## Exercise prompt:
Review the lines that follow and copy each one that contains the word "Meine".

[Stored data]
==========
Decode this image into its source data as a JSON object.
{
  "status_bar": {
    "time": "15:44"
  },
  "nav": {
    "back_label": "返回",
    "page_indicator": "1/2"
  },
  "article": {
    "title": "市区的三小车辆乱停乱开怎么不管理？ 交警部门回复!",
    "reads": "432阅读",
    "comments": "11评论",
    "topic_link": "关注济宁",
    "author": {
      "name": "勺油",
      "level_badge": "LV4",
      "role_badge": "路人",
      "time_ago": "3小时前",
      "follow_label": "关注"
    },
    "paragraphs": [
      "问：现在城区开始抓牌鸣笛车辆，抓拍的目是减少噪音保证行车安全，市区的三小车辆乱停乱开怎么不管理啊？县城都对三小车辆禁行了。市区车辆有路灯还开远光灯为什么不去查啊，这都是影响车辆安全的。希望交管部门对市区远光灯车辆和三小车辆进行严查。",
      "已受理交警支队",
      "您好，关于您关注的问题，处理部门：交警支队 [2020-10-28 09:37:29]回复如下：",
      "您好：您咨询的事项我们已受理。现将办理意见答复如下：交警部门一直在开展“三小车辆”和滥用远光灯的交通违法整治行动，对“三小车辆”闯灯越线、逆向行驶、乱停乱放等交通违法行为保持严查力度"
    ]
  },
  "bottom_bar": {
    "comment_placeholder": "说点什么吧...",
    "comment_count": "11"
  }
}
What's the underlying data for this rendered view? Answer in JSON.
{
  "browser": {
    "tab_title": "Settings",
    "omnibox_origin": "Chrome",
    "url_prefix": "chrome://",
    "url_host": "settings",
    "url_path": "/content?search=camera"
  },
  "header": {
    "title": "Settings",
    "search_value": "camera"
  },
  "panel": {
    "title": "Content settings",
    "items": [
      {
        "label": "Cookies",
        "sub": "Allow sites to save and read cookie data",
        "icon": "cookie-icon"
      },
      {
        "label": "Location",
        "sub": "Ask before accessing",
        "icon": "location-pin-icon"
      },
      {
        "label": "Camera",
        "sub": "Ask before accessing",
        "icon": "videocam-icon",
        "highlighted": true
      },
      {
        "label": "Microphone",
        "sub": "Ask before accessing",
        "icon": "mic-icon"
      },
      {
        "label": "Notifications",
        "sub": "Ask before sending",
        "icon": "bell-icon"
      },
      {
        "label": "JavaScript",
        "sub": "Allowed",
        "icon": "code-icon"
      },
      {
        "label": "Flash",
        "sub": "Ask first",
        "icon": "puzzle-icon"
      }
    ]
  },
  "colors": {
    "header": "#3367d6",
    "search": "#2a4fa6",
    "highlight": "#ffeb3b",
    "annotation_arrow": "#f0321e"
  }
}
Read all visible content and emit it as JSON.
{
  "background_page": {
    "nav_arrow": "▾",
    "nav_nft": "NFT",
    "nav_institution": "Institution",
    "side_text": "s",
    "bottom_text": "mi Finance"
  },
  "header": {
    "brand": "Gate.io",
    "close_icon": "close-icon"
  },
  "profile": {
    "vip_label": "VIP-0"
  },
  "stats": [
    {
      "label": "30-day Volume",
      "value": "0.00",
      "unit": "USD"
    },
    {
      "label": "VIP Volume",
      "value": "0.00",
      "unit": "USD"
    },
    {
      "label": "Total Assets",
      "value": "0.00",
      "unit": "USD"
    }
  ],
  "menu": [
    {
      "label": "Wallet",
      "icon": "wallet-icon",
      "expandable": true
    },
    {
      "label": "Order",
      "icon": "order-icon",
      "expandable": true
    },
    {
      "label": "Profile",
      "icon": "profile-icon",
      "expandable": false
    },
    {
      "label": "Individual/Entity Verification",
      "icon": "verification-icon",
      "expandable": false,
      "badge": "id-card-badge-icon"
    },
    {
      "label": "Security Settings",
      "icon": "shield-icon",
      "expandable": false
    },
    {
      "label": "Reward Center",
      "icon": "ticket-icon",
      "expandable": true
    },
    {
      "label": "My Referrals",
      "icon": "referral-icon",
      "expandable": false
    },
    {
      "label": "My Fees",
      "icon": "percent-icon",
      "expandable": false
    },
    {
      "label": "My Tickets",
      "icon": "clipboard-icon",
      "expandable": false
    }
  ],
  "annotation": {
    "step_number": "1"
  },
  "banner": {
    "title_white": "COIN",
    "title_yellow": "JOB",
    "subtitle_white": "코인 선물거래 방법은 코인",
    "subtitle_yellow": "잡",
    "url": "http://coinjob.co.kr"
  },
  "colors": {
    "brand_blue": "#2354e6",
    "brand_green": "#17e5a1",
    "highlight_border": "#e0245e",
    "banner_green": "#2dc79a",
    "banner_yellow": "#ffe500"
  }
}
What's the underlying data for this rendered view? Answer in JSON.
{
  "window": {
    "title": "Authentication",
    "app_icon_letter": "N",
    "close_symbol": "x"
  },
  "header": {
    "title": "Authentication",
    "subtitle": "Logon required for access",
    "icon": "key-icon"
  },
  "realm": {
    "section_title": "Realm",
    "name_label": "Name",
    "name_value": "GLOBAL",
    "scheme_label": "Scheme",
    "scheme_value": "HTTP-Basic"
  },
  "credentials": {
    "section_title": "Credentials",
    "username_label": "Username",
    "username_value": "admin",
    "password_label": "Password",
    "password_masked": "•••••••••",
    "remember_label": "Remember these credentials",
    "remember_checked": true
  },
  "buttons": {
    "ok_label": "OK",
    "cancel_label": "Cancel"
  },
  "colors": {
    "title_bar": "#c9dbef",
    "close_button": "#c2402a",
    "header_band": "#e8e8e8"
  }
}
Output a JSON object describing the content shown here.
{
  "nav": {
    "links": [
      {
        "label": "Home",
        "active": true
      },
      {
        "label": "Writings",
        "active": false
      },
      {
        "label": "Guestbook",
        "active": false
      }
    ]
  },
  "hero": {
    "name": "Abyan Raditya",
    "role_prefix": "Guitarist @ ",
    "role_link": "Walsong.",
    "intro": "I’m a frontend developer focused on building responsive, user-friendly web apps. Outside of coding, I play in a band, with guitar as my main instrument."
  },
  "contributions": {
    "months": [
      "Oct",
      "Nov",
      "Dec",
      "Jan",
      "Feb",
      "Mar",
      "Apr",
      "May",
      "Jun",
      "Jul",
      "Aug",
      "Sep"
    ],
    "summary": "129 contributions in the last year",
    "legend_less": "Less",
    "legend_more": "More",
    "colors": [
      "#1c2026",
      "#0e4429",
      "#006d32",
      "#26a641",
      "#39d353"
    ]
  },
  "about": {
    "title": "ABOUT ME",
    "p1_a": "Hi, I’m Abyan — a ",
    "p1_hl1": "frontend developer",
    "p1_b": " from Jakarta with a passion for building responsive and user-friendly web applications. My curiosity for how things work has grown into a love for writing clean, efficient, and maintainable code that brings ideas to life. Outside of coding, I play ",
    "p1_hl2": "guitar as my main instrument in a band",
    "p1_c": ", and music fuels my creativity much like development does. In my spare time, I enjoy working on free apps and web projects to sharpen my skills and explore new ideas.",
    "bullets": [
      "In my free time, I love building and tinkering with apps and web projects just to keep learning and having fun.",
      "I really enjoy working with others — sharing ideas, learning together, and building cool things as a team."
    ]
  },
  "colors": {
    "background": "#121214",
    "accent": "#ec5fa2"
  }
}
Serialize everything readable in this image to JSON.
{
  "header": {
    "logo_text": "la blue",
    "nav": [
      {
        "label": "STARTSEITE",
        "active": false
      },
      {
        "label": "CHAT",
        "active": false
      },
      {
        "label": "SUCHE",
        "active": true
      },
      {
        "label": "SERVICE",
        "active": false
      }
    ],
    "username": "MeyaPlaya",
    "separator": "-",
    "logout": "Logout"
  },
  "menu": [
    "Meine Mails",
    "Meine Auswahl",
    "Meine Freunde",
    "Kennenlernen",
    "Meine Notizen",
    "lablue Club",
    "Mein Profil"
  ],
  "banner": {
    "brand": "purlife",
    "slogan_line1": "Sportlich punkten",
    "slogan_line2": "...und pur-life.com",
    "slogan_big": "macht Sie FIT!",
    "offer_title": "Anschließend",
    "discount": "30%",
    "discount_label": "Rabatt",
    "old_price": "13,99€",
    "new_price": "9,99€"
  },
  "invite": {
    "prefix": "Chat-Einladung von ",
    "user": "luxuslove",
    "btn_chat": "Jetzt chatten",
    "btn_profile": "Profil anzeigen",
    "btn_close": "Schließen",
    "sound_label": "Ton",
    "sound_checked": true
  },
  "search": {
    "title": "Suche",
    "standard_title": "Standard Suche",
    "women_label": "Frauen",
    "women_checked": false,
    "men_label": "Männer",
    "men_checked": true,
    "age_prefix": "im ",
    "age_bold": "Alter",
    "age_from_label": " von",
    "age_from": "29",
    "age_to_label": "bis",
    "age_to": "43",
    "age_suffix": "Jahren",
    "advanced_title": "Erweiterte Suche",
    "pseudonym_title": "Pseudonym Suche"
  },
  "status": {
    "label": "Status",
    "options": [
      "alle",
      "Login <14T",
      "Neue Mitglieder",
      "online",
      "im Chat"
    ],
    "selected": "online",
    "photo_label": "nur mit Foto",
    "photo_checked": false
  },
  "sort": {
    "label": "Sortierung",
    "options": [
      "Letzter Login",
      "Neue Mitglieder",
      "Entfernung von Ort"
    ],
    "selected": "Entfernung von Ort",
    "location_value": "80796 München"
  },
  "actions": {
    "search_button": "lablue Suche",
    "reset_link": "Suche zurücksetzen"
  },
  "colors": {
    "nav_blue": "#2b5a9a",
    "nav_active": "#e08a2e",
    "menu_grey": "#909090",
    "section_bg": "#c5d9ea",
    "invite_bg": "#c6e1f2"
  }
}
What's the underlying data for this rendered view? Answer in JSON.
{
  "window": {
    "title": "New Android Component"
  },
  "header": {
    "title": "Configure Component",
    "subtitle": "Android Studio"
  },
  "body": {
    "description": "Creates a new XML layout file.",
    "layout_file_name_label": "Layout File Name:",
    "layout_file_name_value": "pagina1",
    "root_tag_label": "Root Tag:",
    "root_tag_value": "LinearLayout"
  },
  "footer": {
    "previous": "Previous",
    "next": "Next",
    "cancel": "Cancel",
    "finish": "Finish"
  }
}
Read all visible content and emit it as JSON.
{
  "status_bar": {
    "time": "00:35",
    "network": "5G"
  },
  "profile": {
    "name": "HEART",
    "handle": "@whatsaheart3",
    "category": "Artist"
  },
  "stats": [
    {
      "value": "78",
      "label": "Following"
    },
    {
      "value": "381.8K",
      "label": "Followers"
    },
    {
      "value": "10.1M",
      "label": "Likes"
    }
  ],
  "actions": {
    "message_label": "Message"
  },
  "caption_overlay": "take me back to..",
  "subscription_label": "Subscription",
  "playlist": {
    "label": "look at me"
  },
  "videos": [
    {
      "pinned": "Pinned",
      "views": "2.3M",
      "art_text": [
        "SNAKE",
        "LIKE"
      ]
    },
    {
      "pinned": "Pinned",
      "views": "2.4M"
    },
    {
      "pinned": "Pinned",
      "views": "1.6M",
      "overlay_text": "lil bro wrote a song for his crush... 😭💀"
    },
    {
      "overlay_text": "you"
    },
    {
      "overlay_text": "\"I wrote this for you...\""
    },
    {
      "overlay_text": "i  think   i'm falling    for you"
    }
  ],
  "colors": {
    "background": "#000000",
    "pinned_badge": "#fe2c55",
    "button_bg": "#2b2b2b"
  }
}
==========
## Written reply:
    "Meine Mails",
    "Meine Auswahl",
    "Meine Freunde",
    "Meine Notizen",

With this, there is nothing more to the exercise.